**What you need to do:**
All of the data needs to be repeated exactly.

**Supplied material:**
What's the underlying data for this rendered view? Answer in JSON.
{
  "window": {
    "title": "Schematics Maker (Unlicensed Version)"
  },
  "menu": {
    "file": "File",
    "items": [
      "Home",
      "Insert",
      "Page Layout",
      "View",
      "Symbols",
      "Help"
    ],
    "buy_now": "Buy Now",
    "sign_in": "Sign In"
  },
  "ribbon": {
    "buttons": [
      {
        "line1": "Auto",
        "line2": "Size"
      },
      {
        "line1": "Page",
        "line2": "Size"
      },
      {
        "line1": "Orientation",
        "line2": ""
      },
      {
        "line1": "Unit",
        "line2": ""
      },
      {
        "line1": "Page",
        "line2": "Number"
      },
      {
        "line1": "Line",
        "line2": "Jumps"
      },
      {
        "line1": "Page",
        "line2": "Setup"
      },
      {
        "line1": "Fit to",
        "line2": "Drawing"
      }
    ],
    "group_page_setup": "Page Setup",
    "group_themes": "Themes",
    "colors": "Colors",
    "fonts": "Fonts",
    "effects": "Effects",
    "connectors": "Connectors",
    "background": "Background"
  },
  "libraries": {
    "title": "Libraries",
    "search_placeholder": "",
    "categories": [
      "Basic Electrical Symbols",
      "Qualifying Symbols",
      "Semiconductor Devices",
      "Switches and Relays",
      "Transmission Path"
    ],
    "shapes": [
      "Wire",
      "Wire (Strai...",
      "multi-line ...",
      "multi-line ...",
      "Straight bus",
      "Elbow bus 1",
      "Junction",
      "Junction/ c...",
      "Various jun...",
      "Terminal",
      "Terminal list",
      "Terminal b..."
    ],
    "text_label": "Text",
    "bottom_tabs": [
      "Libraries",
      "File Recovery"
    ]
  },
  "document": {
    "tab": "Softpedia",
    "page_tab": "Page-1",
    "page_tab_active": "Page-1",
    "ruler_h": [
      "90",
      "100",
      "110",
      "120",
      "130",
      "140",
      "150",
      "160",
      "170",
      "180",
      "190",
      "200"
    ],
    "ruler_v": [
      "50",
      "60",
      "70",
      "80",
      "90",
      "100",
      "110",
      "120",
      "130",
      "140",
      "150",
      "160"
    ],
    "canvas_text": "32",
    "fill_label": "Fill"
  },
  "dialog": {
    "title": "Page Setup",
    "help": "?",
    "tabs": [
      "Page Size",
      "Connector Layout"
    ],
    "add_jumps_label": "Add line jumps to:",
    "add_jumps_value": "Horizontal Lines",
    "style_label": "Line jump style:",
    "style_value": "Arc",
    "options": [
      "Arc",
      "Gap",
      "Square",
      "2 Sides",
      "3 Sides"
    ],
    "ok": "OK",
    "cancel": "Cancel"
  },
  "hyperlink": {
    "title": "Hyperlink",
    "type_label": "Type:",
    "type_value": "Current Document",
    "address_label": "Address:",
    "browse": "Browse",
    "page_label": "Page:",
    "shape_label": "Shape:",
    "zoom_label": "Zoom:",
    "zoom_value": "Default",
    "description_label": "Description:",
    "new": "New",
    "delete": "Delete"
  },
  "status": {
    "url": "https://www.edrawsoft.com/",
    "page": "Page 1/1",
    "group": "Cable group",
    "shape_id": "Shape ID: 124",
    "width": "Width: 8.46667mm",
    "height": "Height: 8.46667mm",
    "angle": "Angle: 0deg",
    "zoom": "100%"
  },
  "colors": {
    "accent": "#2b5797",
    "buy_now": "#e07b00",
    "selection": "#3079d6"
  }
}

**Final answer:**
What's the underlying data for this rendered view? Answer in JSON.
{
  "window": {
    "title": "Schematics Maker (Unlicensed Version)"
  },
  "menu": {
    "file": "File",
    "items": [
      "Home",
      "Insert",
      "Page Layout",
      "View",
      "Symbols",
      "Help"
    ],
    "buy_now": "Buy Now",
    "sign_in": "Sign In"
  },
  "ribbon": {
    "buttons": [
      {
        "line1": "Auto",
        "line2": "Size"
      },
      {
        "line1": "Page",
        "line2": "Size"
      },
      {
        "line1": "Orientation",
        "line2": ""
      },
      {
        "line1": "Unit",
        "line2": ""
      },
      {
        "line1": "Page",
        "line2": "Number"
      },
      {
        "line1": "Line",
        "line2": "Jumps"
      },
      {
        "line1": "Page",
        "line2": "Setup"
      },
      {
        "line1": "Fit to",
        "line2": "Drawing"
      }
    ],
    "group_page_setup": "Page Setup",
    "group_themes": "Themes",
    "colors": "Colors",
    "fonts": "Fonts",
    "effects": "Effects",
    "connectors": "Connectors",
    "background": "Background"
  },
  "libraries": {
    "title": "Libraries",
    "search_placeholder": "",
    "categories": [
      "Basic Electrical Symbols",
      "Qualifying Symbols",
      "Semiconductor Devices",
      "Switches and Relays",
      "Transmission Path"
    ],
    "shapes": [
      "Wire",
      "Wire (Strai...",
      "multi-line ...",
      "multi-line ...",
      "Straight bus",
      "Elbow bus 1",
      "Junction",
      "Junction/ c...",
      "Various jun...",
      "Terminal",
      "Terminal list",
      "Terminal b..."
    ],
    "text_label": "Text",
    "bottom_tabs": [
      "Libraries",
      "File Recovery"
    ]
  },
  "document": {
    "tab": "Softpedia",
    "page_tab": "Page-1",
    "page_tab_active": "Page-1",
    "ruler_h": [
      "90",
      "100",
      "110",
      "120",
      "130",
      "140",
      "150",
      "160",
      "170",
      "180",
      "190",
      "200"
    ],
    "ruler_v": [
      "50",
      "60",
      "70",
      "80",
      "90",
      "100",
      "110",
      "120",
      "130",
      "140",
      "150",
      "160"
    ],
    "canvas_text": "32",
    "fill_label": "Fill"
  },
  "dialog": {
    "title": "Page Setup",
    "help": "?",
    "tabs": [
      "Page Size",
      "Connector Layout"
    ],
    "add_jumps_label": "Add line jumps to:",
    "add_jumps_value": "Horizontal Lines",
    "style_label": "Line jump style:",
    "style_value": "Arc",
    "options": [
      "Arc",
      "Gap",
      "Square",
      "2 Sides",
      "3 Sides"
    ],
    "ok": "OK",
    "cancel": "Cancel"
  },
  "hyperlink": {
    "title": "Hyperlink",
    "type_label": "Type:",
    "type_value": "Current Document",
    "address_label": "Address:",
    "browse": "Browse",
    "page_label": "Page:",
    "shape_label": "Shape:",
    "zoom_label": "Zoom:",
    "zoom_value": "Default",
    "description_label": "Description:",
    "new": "New",
    "delete": "Delete"
  },
  "status": {
    "url": "https://www.edrawsoft.com/",
    "page": "Page 1/1",
    "group": "Cable group",
    "shape_id": "Shape ID: 124",
    "width": "Width: 8.46667mm",
    "height": "Height: 8.46667mm",
    "angle": "Angle: 0deg",
    "zoom": "100%"
  },
  "colors": {
    "accent": "#2b5797",
    "buy_now": "#e07b00",
    "selection": "#3079d6"
  }
}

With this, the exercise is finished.